Identify and copy all lines of the material where the string "this" is found.

# START OF RECORDS

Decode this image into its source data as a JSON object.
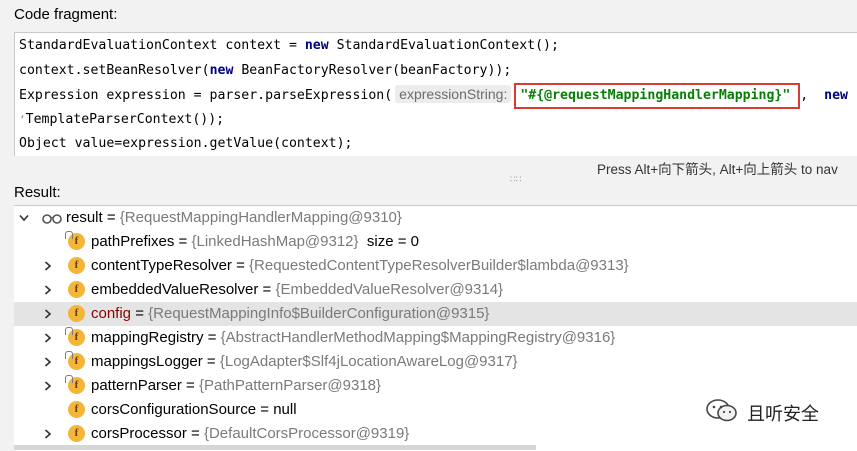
{
  "code_section": {
    "label": "Code fragment:",
    "lines": {
      "l1a": "StandardEvaluationContext context = ",
      "l1kw": "new",
      "l1b": " StandardEvaluationContext();",
      "l2a": "context.setBeanResolver(",
      "l2kw": "new",
      "l2b": " BeanFactoryResolver(beanFactory));",
      "l3a": "Expression expression = parser.parseExpression(",
      "l3hint": "expressionString:",
      "l3str": "\"#{@requestMappingHandlerMapping}\"",
      "l3b": ",",
      "l3kw": "new",
      "l4glyph": "‘",
      "l4a": "TemplateParserContext());",
      "l5a": "Object value=expression.getValue(context);"
    },
    "highlight_color": "#d93a32"
  },
  "hint_bar": {
    "text": "Press Alt+向下箭头, Alt+向上箭头 to nav"
  },
  "splitter": {
    "glyph": "∷∷"
  },
  "result_section": {
    "label": "Result:",
    "rows": [
      {
        "name": "result",
        "eq": " = ",
        "value": "{RequestMappingHandlerMapping@9310}"
      },
      {
        "name": "pathPrefixes",
        "eq": " = ",
        "value": "{LinkedHashMap@9312}",
        "extra": "size = 0"
      },
      {
        "name": "contentTypeResolver",
        "eq": " = ",
        "value": "{RequestedContentTypeResolverBuilder$lambda@9313}"
      },
      {
        "name": "embeddedValueResolver",
        "eq": " = ",
        "value": "{EmbeddedValueResolver@9314}"
      },
      {
        "name": "config",
        "eq": " = ",
        "value": "{RequestMappingInfo$BuilderConfiguration@9315}"
      },
      {
        "name": "mappingRegistry",
        "eq": " = ",
        "value": "{AbstractHandlerMethodMapping$MappingRegistry@9316}"
      },
      {
        "name": "mappingsLogger",
        "eq": " = ",
        "value": "{LogAdapter$Slf4jLocationAwareLog@9317}"
      },
      {
        "name": "patternParser",
        "eq": " = ",
        "value": "{PathPatternParser@9318}"
      },
      {
        "name": "corsConfigurationSource",
        "eq": " = ",
        "value": "null"
      },
      {
        "name": "corsProcessor",
        "eq": " = ",
        "value": "{DefaultCorsProcessor@9319}"
      }
    ],
    "field_icon_letter": "f",
    "selected_index": 4
  },
  "watermark": {
    "text": "且听安全",
    "icon": "wechat-icon"
  }
}
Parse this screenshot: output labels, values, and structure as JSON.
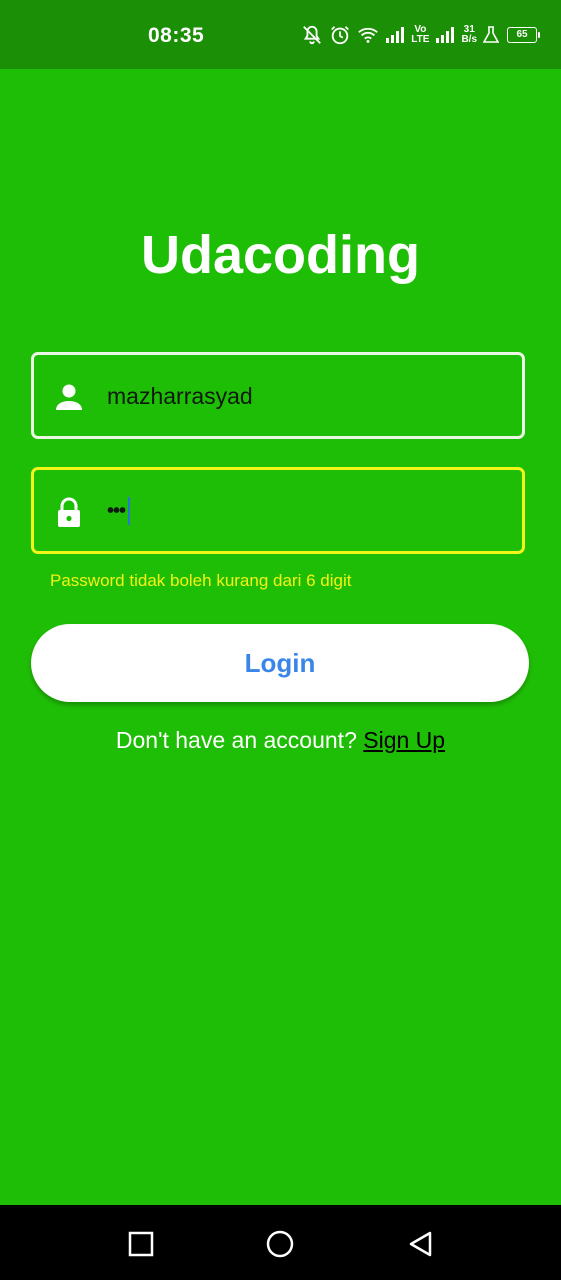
{
  "status_bar": {
    "time": "08:35",
    "network_lte_top": "Vo",
    "network_lte_bottom": "LTE",
    "speed_value": "31",
    "speed_unit": "B/s",
    "battery_level": "65",
    "icons": [
      "mute-bell-icon",
      "alarm-icon",
      "wifi-icon",
      "signal-icon",
      "signal-icon-2",
      "flask-icon",
      "battery-icon"
    ]
  },
  "app": {
    "title": "Udacoding"
  },
  "form": {
    "username_value": "mazharrasyad",
    "password_mask": "•••",
    "password_error": "Password tidak boleh kurang dari 6 digit",
    "login_label": "Login",
    "signup_prompt": "Don't have an account? ",
    "signup_link": "Sign Up"
  },
  "colors": {
    "background": "#1fbe06",
    "status_bar": "#1b8f05",
    "error_accent": "#f1f518",
    "button_text": "#3a86e8"
  },
  "nav_bar": {
    "icons": [
      "recent-apps-icon",
      "home-icon",
      "back-icon"
    ]
  }
}
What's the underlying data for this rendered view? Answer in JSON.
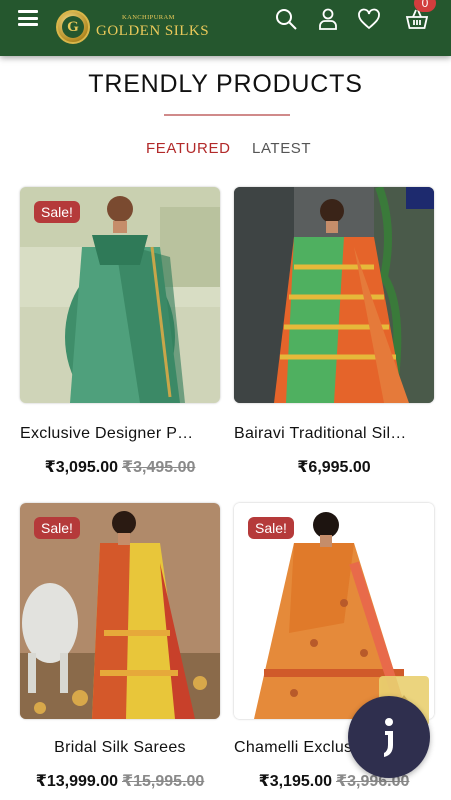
{
  "header": {
    "brand_small": "KANCHIPURAM",
    "brand_main": "GOLDEN SILKS",
    "logo_letter": "G",
    "cart_count": "0",
    "colors": {
      "bar": "#25572e",
      "badge": "#d23d3d",
      "gold": "#e9c95a"
    },
    "icons": [
      "menu-icon",
      "search-icon",
      "user-icon",
      "heart-icon",
      "basket-icon"
    ]
  },
  "section": {
    "title": "TRENDLY PRODUCTS",
    "tabs": [
      {
        "label": "FEATURED",
        "active": true
      },
      {
        "label": "LATEST",
        "active": false
      }
    ]
  },
  "products": [
    {
      "name": "Exclusive Designer P…",
      "price": "₹3,095.00",
      "old_price": "₹3,495.00",
      "sale_label": "Sale!"
    },
    {
      "name": "Bairavi Traditional Sil…",
      "price": "₹6,995.00",
      "old_price": "",
      "sale_label": ""
    },
    {
      "name": "Bridal Silk Sarees",
      "price": "₹13,999.00",
      "old_price": "₹15,995.00",
      "sale_label": "Sale!"
    },
    {
      "name": "Chamelli Exclusive…",
      "price": "₹3,195.00",
      "old_price": "₹3,996.00",
      "sale_label": "Sale!"
    }
  ],
  "floating": {
    "scroll_top_icon": "arrow-up-icon",
    "chat_icon": "chat-icon"
  }
}
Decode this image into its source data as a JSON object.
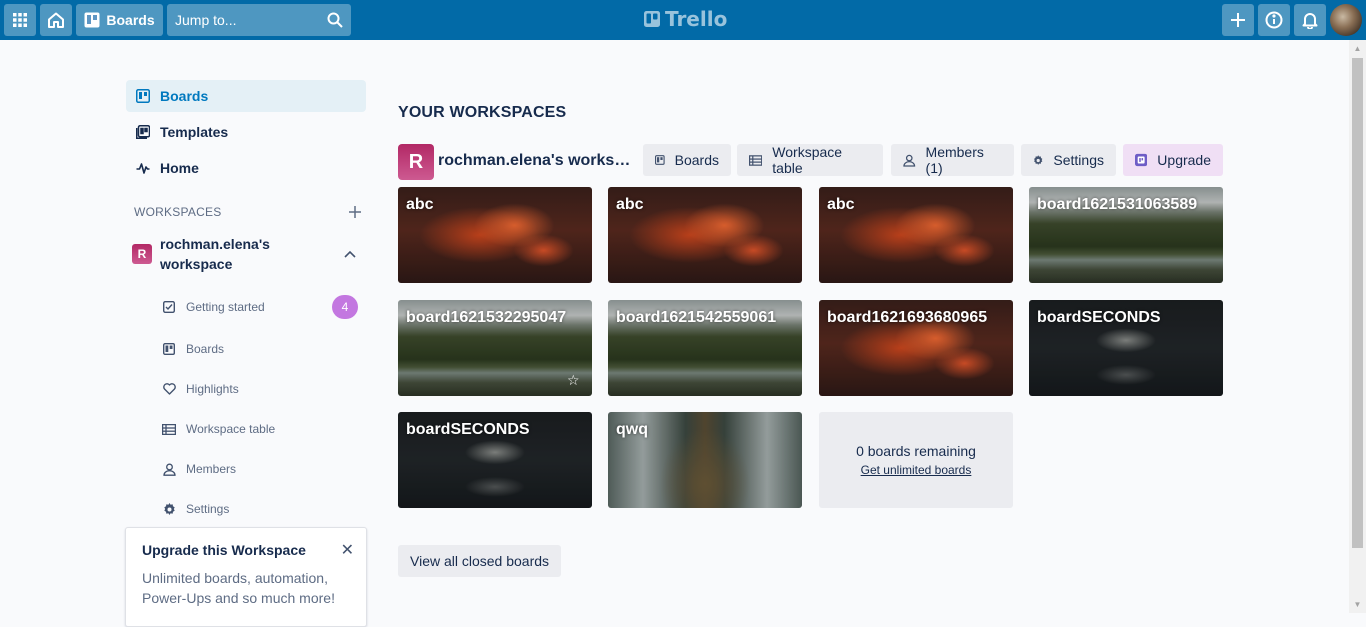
{
  "topbar": {
    "boards_label": "Boards",
    "search_placeholder": "Jump to...",
    "logo_text": "Trello"
  },
  "sidebar": {
    "nav": [
      {
        "label": "Boards",
        "icon": "board-icon",
        "active": true
      },
      {
        "label": "Templates",
        "icon": "template-icon"
      },
      {
        "label": "Home",
        "icon": "activity-icon"
      }
    ],
    "workspaces_heading": "WORKSPACES",
    "workspace": {
      "badge": "R",
      "name": "rochman.elena's workspace"
    },
    "sub_items": [
      {
        "label": "Getting started",
        "icon": "checklist-icon",
        "count": "4"
      },
      {
        "label": "Boards",
        "icon": "board-icon"
      },
      {
        "label": "Highlights",
        "icon": "heart-icon"
      },
      {
        "label": "Workspace table",
        "icon": "table-icon"
      },
      {
        "label": "Members",
        "icon": "members-icon"
      },
      {
        "label": "Settings",
        "icon": "gear-icon"
      }
    ],
    "upgrade_card": {
      "title": "Upgrade this Workspace",
      "body": "Unlimited boards, automation, Power-Ups and so much more!"
    }
  },
  "main": {
    "section_title": "YOUR WORKSPACES",
    "workspace_badge": "R",
    "workspace_name": "rochman.elena's workspace",
    "tabs": [
      {
        "label": "Boards",
        "icon": "board-icon"
      },
      {
        "label": "Workspace table",
        "icon": "table-icon"
      },
      {
        "label": "Members (1)",
        "icon": "members-icon"
      },
      {
        "label": "Settings",
        "icon": "gear-icon"
      },
      {
        "label": "Upgrade",
        "icon": "upgrade-icon"
      }
    ],
    "boards": [
      {
        "title": "abc",
        "background": "clouds"
      },
      {
        "title": "abc",
        "background": "clouds"
      },
      {
        "title": "abc",
        "background": "clouds"
      },
      {
        "title": "board1621531063589",
        "background": "forest"
      },
      {
        "title": "board1621532295047",
        "background": "forest",
        "starred_hover": true
      },
      {
        "title": "board1621542559061",
        "background": "forest"
      },
      {
        "title": "board1621693680965",
        "background": "clouds"
      },
      {
        "title": "boardSECONDS",
        "background": "night"
      },
      {
        "title": "boardSECONDS",
        "background": "night"
      },
      {
        "title": "qwq",
        "background": "tree"
      }
    ],
    "remaining": {
      "count_text": "0 boards remaining",
      "link_text": "Get unlimited boards"
    },
    "closed_boards_label": "View all closed boards"
  }
}
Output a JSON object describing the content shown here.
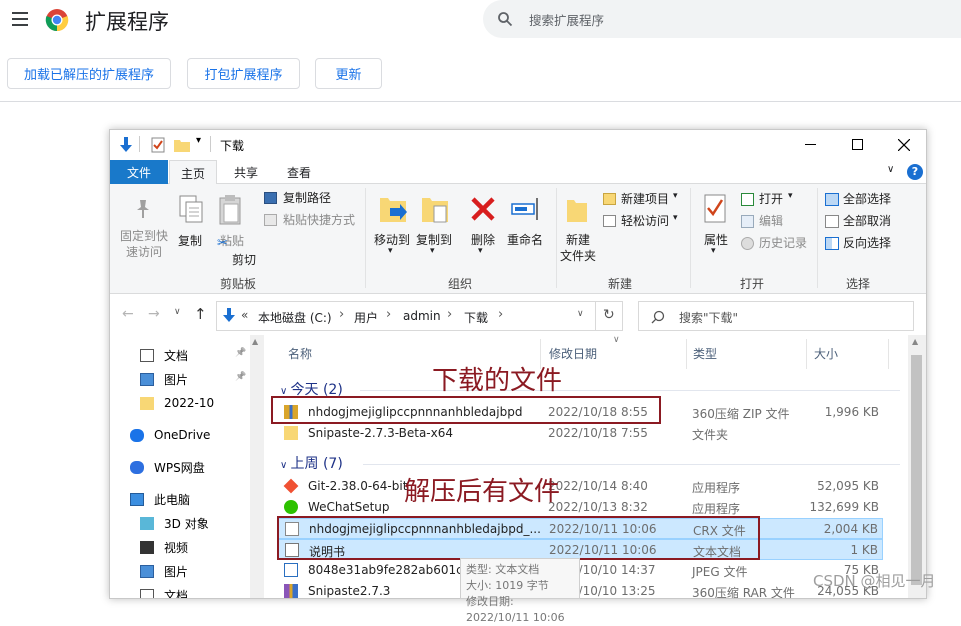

# END OF RECORDS

→ WORKED ANSWER:
Decode this image into its source data as a JSON object.
Parse this screenshot: output labels, values, and structure as JSON.
What's the underlying data for this rendered view? Answer in JSON.
Decode this image into its source data as a JSON object.
      "title": "Upgrade this Workspace",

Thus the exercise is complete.